* **THE EXERCISE**:
Copy everything in the data below exactly except the pictures.
________________________________________
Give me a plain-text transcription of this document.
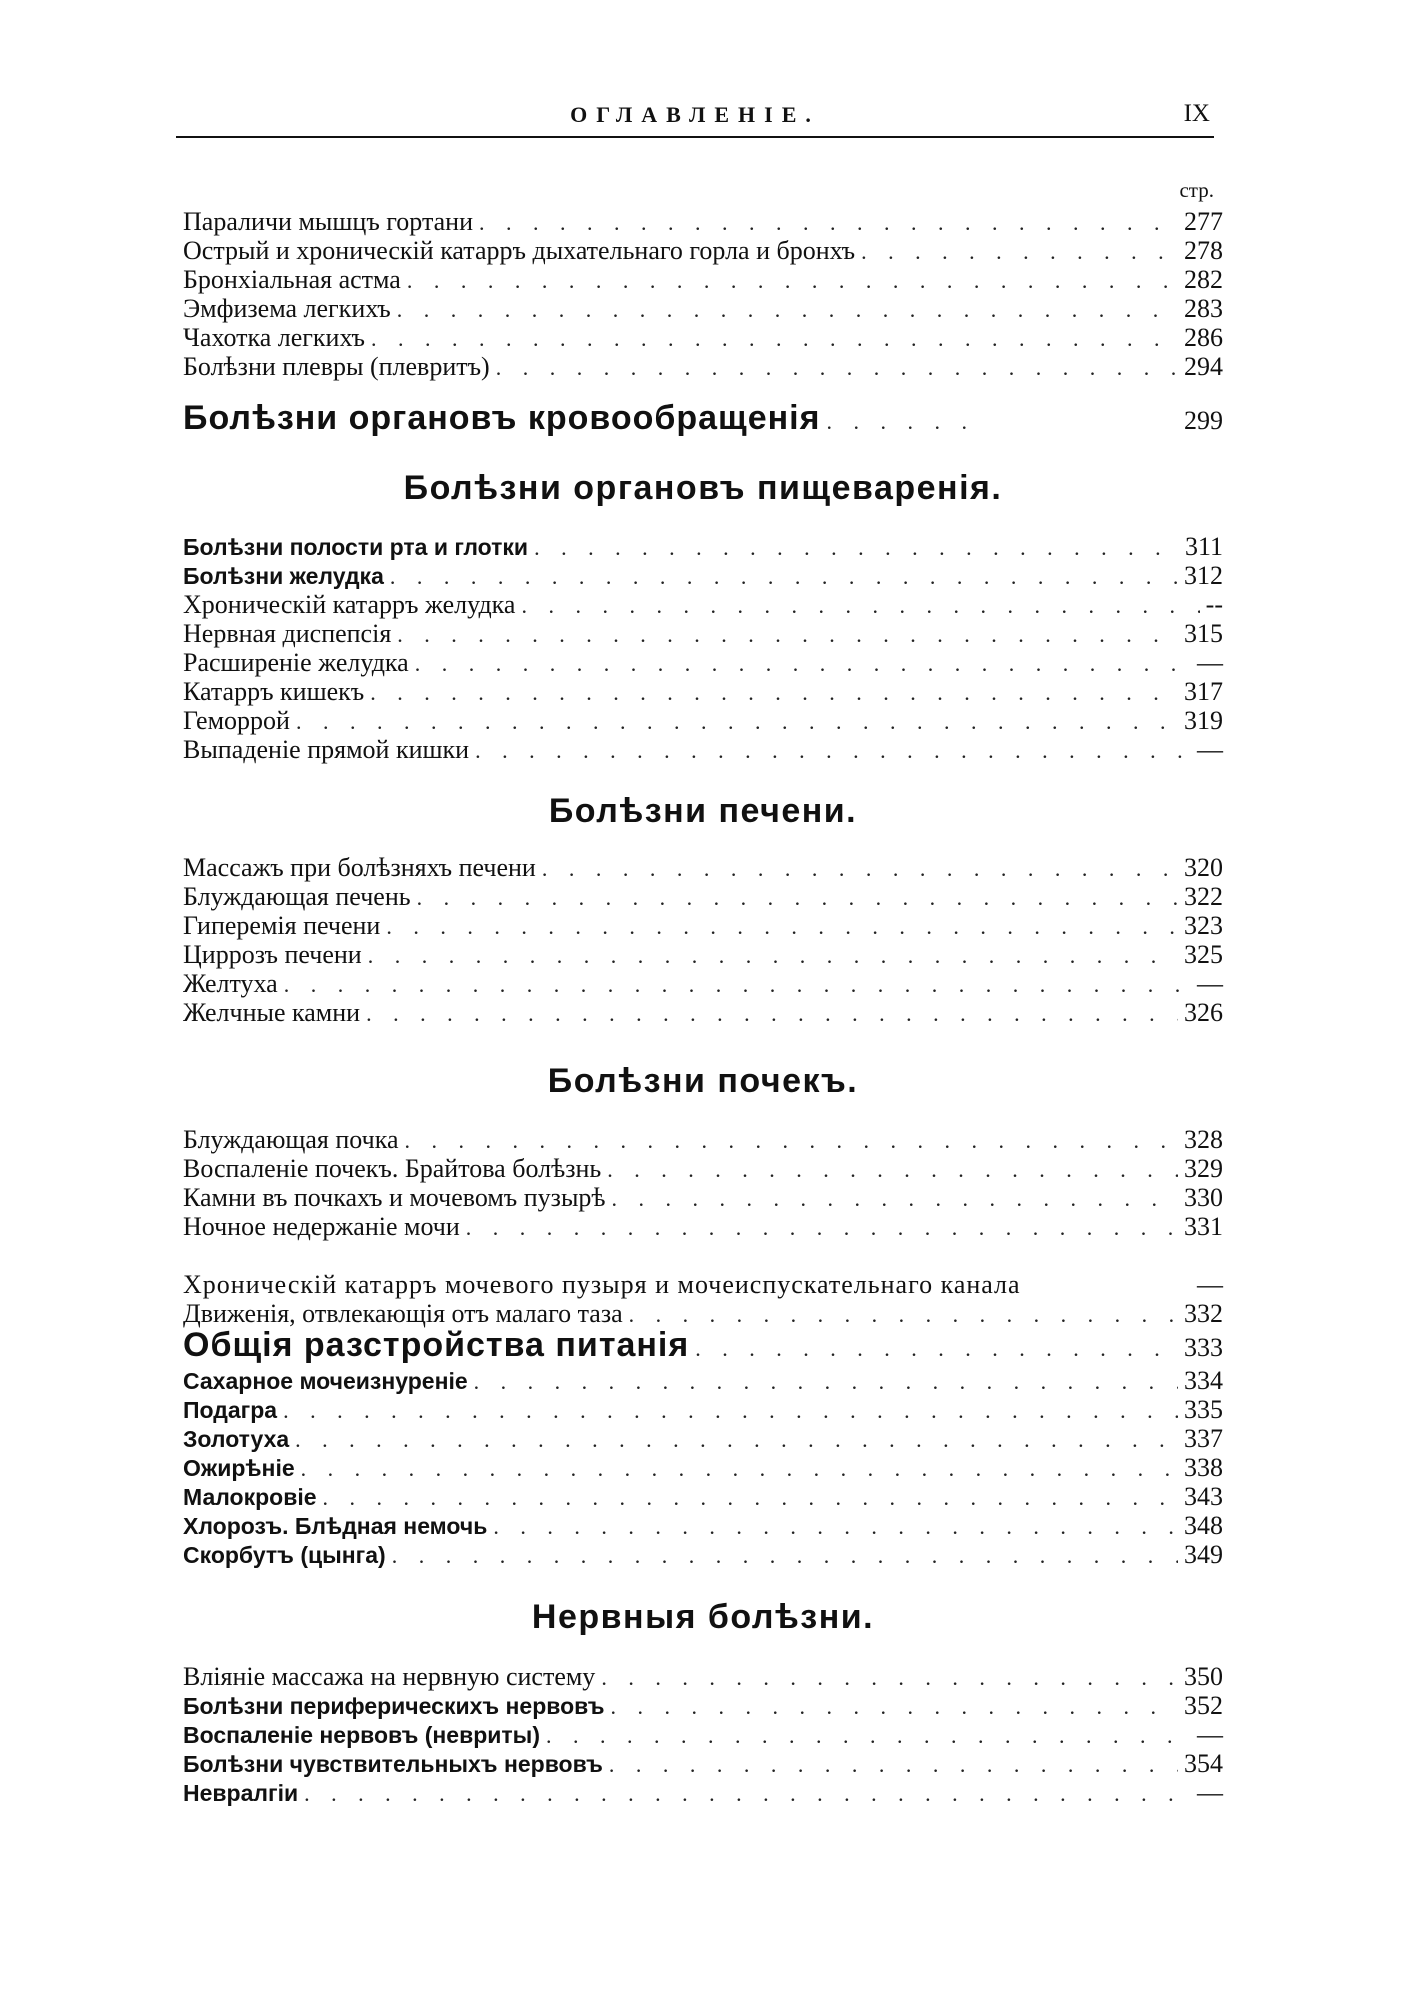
ОГЛАВЛЕНІЕ.	IX
стр.
Параличи мышцъ гортани . . .	277
Острый и хроническій катарръ дыхательнаго горла и бронхъ . . .	278
Бронхіальная астма . . .	282
Эмфизема легкихъ . . .	283
Чахотка легкихъ . . .	286
Болѣзни плевры (плевритъ) . . .	294
Болѣзни органовъ кровообращенія . . .	299
Болѣзни органовъ пищеваренія.
Болѣзни полости рта и глотки . . .	311
Болѣзни желудка . . .	312
Хроническій катарръ желудка . . .	--
Нервная диспепсія . . .	315
Расширеніе желудка . . .	—
Катарръ кишекъ . . .	317
Геморрой . . .	319
Выпаденіе прямой кишки . . .	—
Болѣзни печени.
Массажъ при болѣзняхъ печени . . .	320
Блуждающая печень . . .	322
Гиперемія печени . . .	323
Циррозъ печени . . .	325
Желтуха . . .	—
Желчные камни . . .	326
Болѣзни почекъ.
Блуждающая почка . . .	328
Воспаленіе почекъ. Брайтова болѣзнь . . .	329
Камни въ почкахъ и мочевомъ пузырѣ . . .	330
Ночное недержаніе мочи . . .	331
Хроническій катарръ мочевого пузыря и мочеиспускательнаго канала	—
Движенія, отвлекающія отъ малаго таза . . .	332
Общія разстройства питанія . . .	333
Сахарное мочеизнуреніе . . .	334
Подагра . . .	335
Золотуха . . .	337
Ожирѣніе . . .	338
Малокровіе . . .	343
Хлорозъ. Блѣдная немочь . . .	348
Скорбутъ (цынга) . . .	349
Нервныя болѣзни.
Вліяніе массажа на нервную систему . . .	350
Болѣзни периферическихъ нервовъ . . .	352
Воспаленіе нервовъ (невриты) . . .	—
Болѣзни чувствительныхъ нервовъ . . .	354
Невралгіи . . .	—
________________________________________
* **SOLUTION BELOW**:
Give me a plain-text transcription of this document.
ОГЛАВЛЕНІЕ.	IX
стр.
Параличи мышцъ гортани . . .	277
Острый и хроническій катарръ дыхательнаго горла и бронхъ . . .	278
Бронхіальная астма . . .	282
Эмфизема легкихъ . . .	283
Чахотка легкихъ . . .	286
Болѣзни плевры (плевритъ) . . .	294
Болѣзни органовъ кровообращенія . . .	299
Болѣзни органовъ пищеваренія.
Болѣзни полости рта и глотки . . .	311
Болѣзни желудка . . .	312
Хроническій катарръ желудка . . .	--
Нервная диспепсія . . .	315
Расширеніе желудка . . .	—
Катарръ кишекъ . . .	317
Геморрой . . .	319
Выпаденіе прямой кишки . . .	—
Болѣзни печени.
Массажъ при болѣзняхъ печени . . .	320
Блуждающая печень . . .	322
Гиперемія печени . . .	323
Циррозъ печени . . .	325
Желтуха . . .	—
Желчные камни . . .	326
Болѣзни почекъ.
Блуждающая почка . . .	328
Воспаленіе почекъ. Брайтова болѣзнь . . .	329
Камни въ почкахъ и мочевомъ пузырѣ . . .	330
Ночное недержаніе мочи . . .	331
Хроническій катарръ мочевого пузыря и мочеиспускательнаго канала	—
Движенія, отвлекающія отъ малаго таза . . .	332
Общія разстройства питанія . . .	333
Сахарное мочеизнуреніе . . .	334
Подагра . . .	335
Золотуха . . .	337
Ожирѣніе . . .	338
Малокровіе . . .	343
Хлорозъ. Блѣдная немочь . . .	348
Скорбутъ (цынга) . . .	349
Нервныя болѣзни.
Вліяніе массажа на нервную систему . . .	350
Болѣзни периферическихъ нервовъ . . .	352
Воспаленіе нервовъ (невриты) . . .	—
Болѣзни чувствительныхъ нервовъ . . .	354
Невралгіи . . .	—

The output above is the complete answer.